▼
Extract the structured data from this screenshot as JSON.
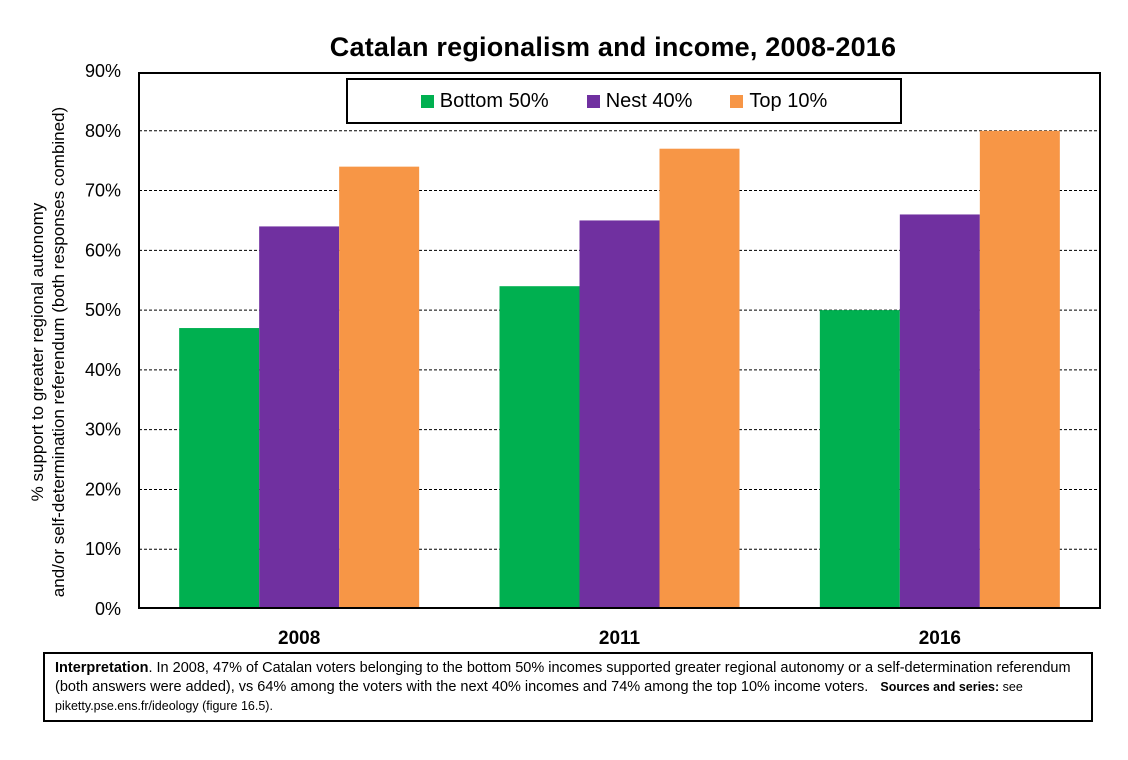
{
  "chart_data": {
    "type": "bar",
    "title": "Catalan regionalism and income, 2008-2016",
    "ylabel_line1": "% support to greater regional autonomy",
    "ylabel_line2": "and/or self-determination referendum (both responses combined)",
    "xlabel": "",
    "categories": [
      "2008",
      "2011",
      "2016"
    ],
    "series": [
      {
        "name": "Bottom 50%",
        "color": "#00b050",
        "values": [
          47,
          54,
          50
        ]
      },
      {
        "name": "Nest 40%",
        "color": "#7030a0",
        "values": [
          64,
          65,
          66
        ]
      },
      {
        "name": "Top 10%",
        "color": "#f79646",
        "values": [
          74,
          77,
          80
        ]
      }
    ],
    "ylim": [
      0,
      90
    ],
    "yticks": [
      "0%",
      "10%",
      "20%",
      "30%",
      "40%",
      "50%",
      "60%",
      "70%",
      "80%",
      "90%"
    ],
    "grid": true,
    "legend_position": "top-center"
  },
  "note": {
    "interp_label": "Interpretation",
    "interp_text": ". In 2008, 47% of Catalan voters belonging to the bottom 50% incomes supported greater regional autonomy or a self-determination referendum (both answers were added), vs 64% among the voters with the next 40% incomes and 74% among the top 10% income voters.",
    "sources_label": "Sources and series:",
    "sources_text": " see piketty.pse.ens.fr/ideology (figure 16.5)."
  }
}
▲
EXERCISE INSTRUCTIONS ▸ Transcribe the preceding listing in its entirety and with exact wording, leaving out pictures.

REPLY ▸
Extract the structured data from this screenshot as JSON.
{
  "chart_data": {
    "type": "bar",
    "title": "Catalan regionalism and income, 2008-2016",
    "ylabel_line1": "% support to greater regional autonomy",
    "ylabel_line2": "and/or self-determination referendum (both responses combined)",
    "xlabel": "",
    "categories": [
      "2008",
      "2011",
      "2016"
    ],
    "series": [
      {
        "name": "Bottom 50%",
        "color": "#00b050",
        "values": [
          47,
          54,
          50
        ]
      },
      {
        "name": "Nest 40%",
        "color": "#7030a0",
        "values": [
          64,
          65,
          66
        ]
      },
      {
        "name": "Top 10%",
        "color": "#f79646",
        "values": [
          74,
          77,
          80
        ]
      }
    ],
    "ylim": [
      0,
      90
    ],
    "yticks": [
      "0%",
      "10%",
      "20%",
      "30%",
      "40%",
      "50%",
      "60%",
      "70%",
      "80%",
      "90%"
    ],
    "grid": true,
    "legend_position": "top-center"
  },
  "note": {
    "interp_label": "Interpretation",
    "interp_text": ". In 2008, 47% of Catalan voters belonging to the bottom 50% incomes supported greater regional autonomy or a self-determination referendum (both answers were added), vs 64% among the voters with the next 40% incomes and 74% among the top 10% income voters.",
    "sources_label": "Sources and series:",
    "sources_text": " see piketty.pse.ens.fr/ideology (figure 16.5)."
  }
}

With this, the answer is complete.